== RECORD SET ==

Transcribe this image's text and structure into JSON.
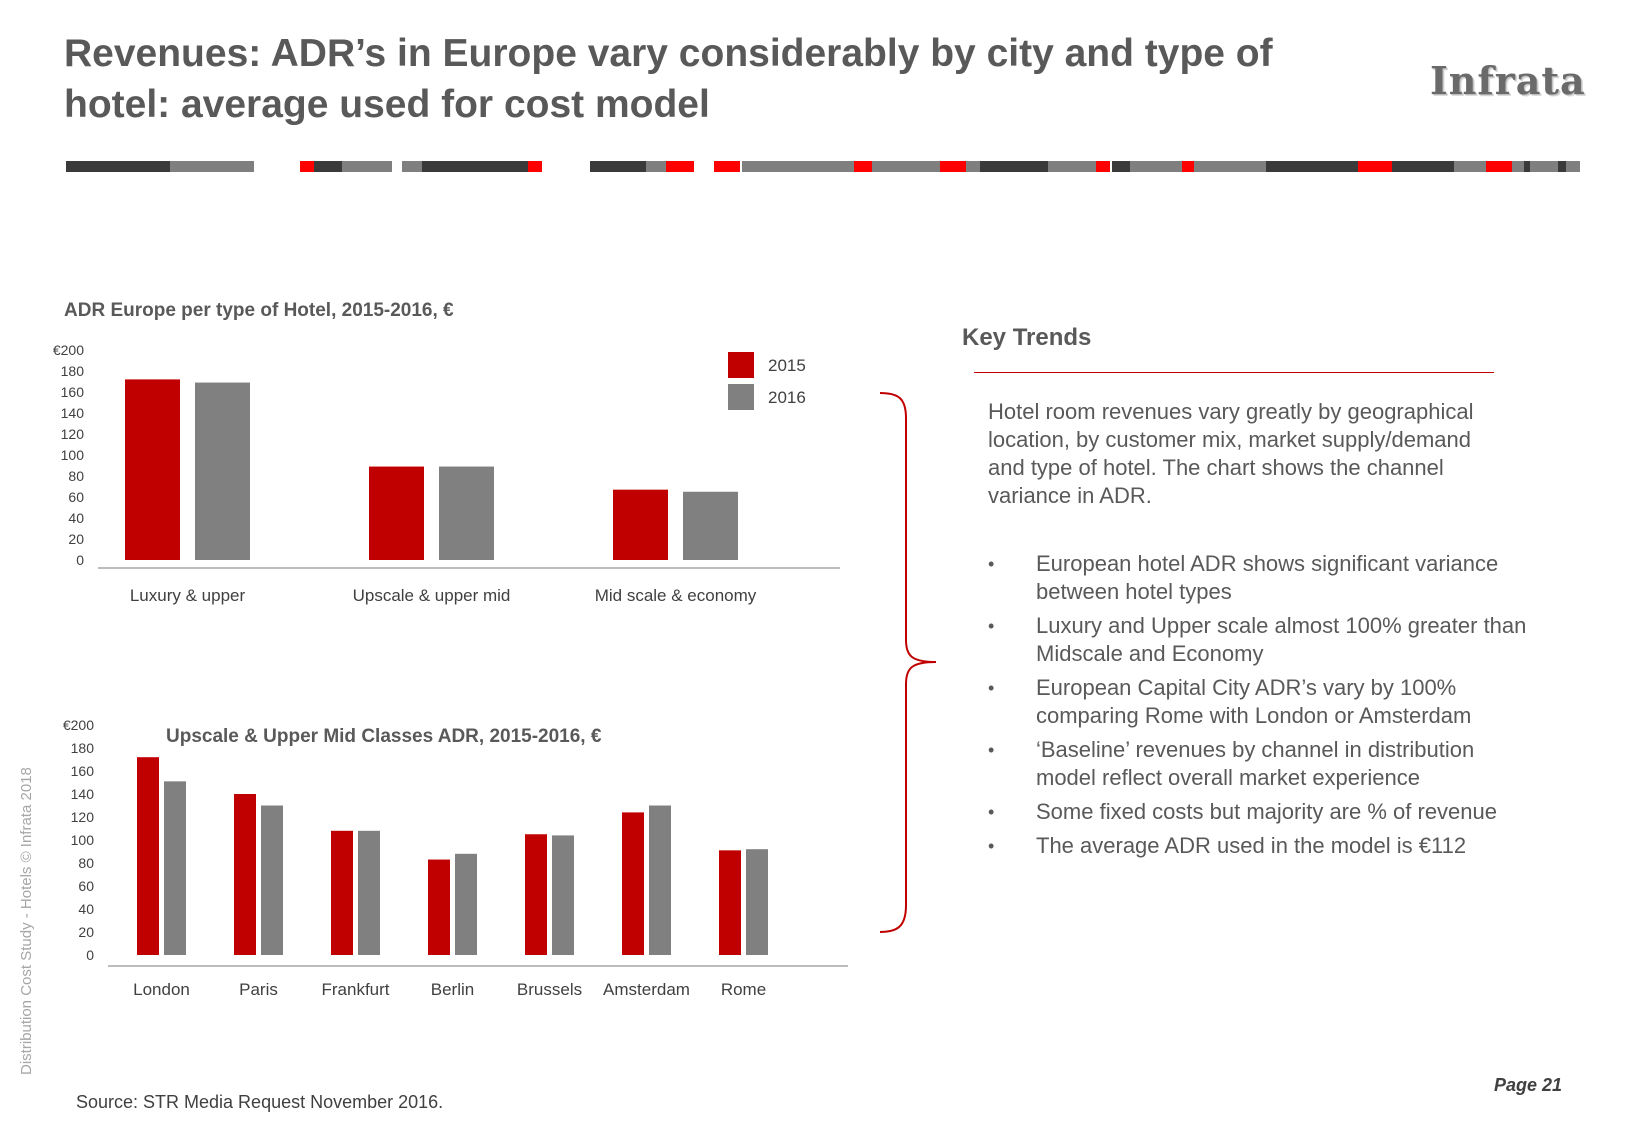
{
  "slide": {
    "title": "Revenues: ADR’s in Europe vary considerably by city and type of hotel: average used for cost model",
    "logo_text": "Infrata",
    "vertical_text": "Distribution Cost Study - Hotels © Infrata 2018",
    "source": "Source: STR Media Request November 2016.",
    "page": "Page 21"
  },
  "colors": {
    "accent_red": "#c00000",
    "bright_red": "#ff0000",
    "dark_grey": "#3a3a3a",
    "mid_grey": "#7f7f7f",
    "series_2015": "#c00000",
    "series_2016": "#808080",
    "bracket": "#c00000"
  },
  "key_trends": {
    "title": "Key Trends",
    "intro": "Hotel room revenues vary greatly by geographical location, by customer mix, market supply/demand and type of hotel. The chart shows the channel variance in ADR.",
    "bullets": [
      "European hotel ADR shows significant variance between hotel types",
      "Luxury and Upper scale almost 100% greater than Midscale and Economy",
      "European Capital City ADR’s vary by 100% comparing Rome with London or Amsterdam",
      "‘Baseline’ revenues by channel in distribution model reflect overall market experience",
      "Some fixed costs but majority are % of revenue",
      "The average ADR used in the model is €112"
    ]
  },
  "chart_data": [
    {
      "type": "bar",
      "title": "ADR Europe per type of Hotel, 2015-2016, €",
      "categories": [
        "Luxury & upper",
        "Upscale & upper mid",
        "Mid scale & economy"
      ],
      "series": [
        {
          "name": "2015",
          "values": [
            172,
            89,
            67
          ]
        },
        {
          "name": "2016",
          "values": [
            169,
            89,
            65
          ]
        }
      ],
      "ylim": [
        0,
        200
      ],
      "yticks": [
        "€200",
        "180",
        "160",
        "140",
        "120",
        "100",
        "80",
        "60",
        "40",
        "20",
        "0"
      ],
      "legend": "top-right",
      "grid": false
    },
    {
      "type": "bar",
      "title": "Upscale & Upper Mid Classes ADR, 2015-2016, €",
      "categories": [
        "London",
        "Paris",
        "Frankfurt",
        "Berlin",
        "Brussels",
        "Amsterdam",
        "Rome"
      ],
      "series": [
        {
          "name": "2015",
          "values": [
            172,
            140,
            108,
            83,
            105,
            124,
            91
          ]
        },
        {
          "name": "2016",
          "values": [
            151,
            130,
            108,
            88,
            104,
            130,
            92
          ]
        }
      ],
      "ylim": [
        0,
        200
      ],
      "yticks": [
        "€200",
        "180",
        "160",
        "140",
        "120",
        "100",
        "80",
        "60",
        "40",
        "20",
        "0"
      ],
      "legend": "none",
      "grid": false
    }
  ]
}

===

Copy every line of the data word for word, omitting the images.

RESPONSE TO THE TASK:
Transcribe this image's text and structure into JSON.
{
  "slide": {
    "title": "Revenues: ADR’s in Europe vary considerably by city and type of hotel: average used for cost model",
    "logo_text": "Infrata",
    "vertical_text": "Distribution Cost Study - Hotels © Infrata 2018",
    "source": "Source: STR Media Request November 2016.",
    "page": "Page 21"
  },
  "colors": {
    "accent_red": "#c00000",
    "bright_red": "#ff0000",
    "dark_grey": "#3a3a3a",
    "mid_grey": "#7f7f7f",
    "series_2015": "#c00000",
    "series_2016": "#808080",
    "bracket": "#c00000"
  },
  "key_trends": {
    "title": "Key Trends",
    "intro": "Hotel room revenues vary greatly by geographical location, by customer mix, market supply/demand and type of hotel. The chart shows the channel variance in ADR.",
    "bullets": [
      "European hotel ADR shows significant variance between hotel types",
      "Luxury and Upper scale almost 100% greater than Midscale and Economy",
      "European Capital City ADR’s vary by 100% comparing Rome with London or Amsterdam",
      "‘Baseline’ revenues by channel in distribution model reflect overall market experience",
      "Some fixed costs but majority are % of revenue",
      "The average ADR used in the model is €112"
    ]
  },
  "chart_data": [
    {
      "type": "bar",
      "title": "ADR Europe per type of Hotel, 2015-2016, €",
      "categories": [
        "Luxury & upper",
        "Upscale & upper mid",
        "Mid scale & economy"
      ],
      "series": [
        {
          "name": "2015",
          "values": [
            172,
            89,
            67
          ]
        },
        {
          "name": "2016",
          "values": [
            169,
            89,
            65
          ]
        }
      ],
      "ylim": [
        0,
        200
      ],
      "yticks": [
        "€200",
        "180",
        "160",
        "140",
        "120",
        "100",
        "80",
        "60",
        "40",
        "20",
        "0"
      ],
      "legend": "top-right",
      "grid": false
    },
    {
      "type": "bar",
      "title": "Upscale & Upper Mid Classes ADR, 2015-2016, €",
      "categories": [
        "London",
        "Paris",
        "Frankfurt",
        "Berlin",
        "Brussels",
        "Amsterdam",
        "Rome"
      ],
      "series": [
        {
          "name": "2015",
          "values": [
            172,
            140,
            108,
            83,
            105,
            124,
            91
          ]
        },
        {
          "name": "2016",
          "values": [
            151,
            130,
            108,
            88,
            104,
            130,
            92
          ]
        }
      ],
      "ylim": [
        0,
        200
      ],
      "yticks": [
        "€200",
        "180",
        "160",
        "140",
        "120",
        "100",
        "80",
        "60",
        "40",
        "20",
        "0"
      ],
      "legend": "none",
      "grid": false
    }
  ]
}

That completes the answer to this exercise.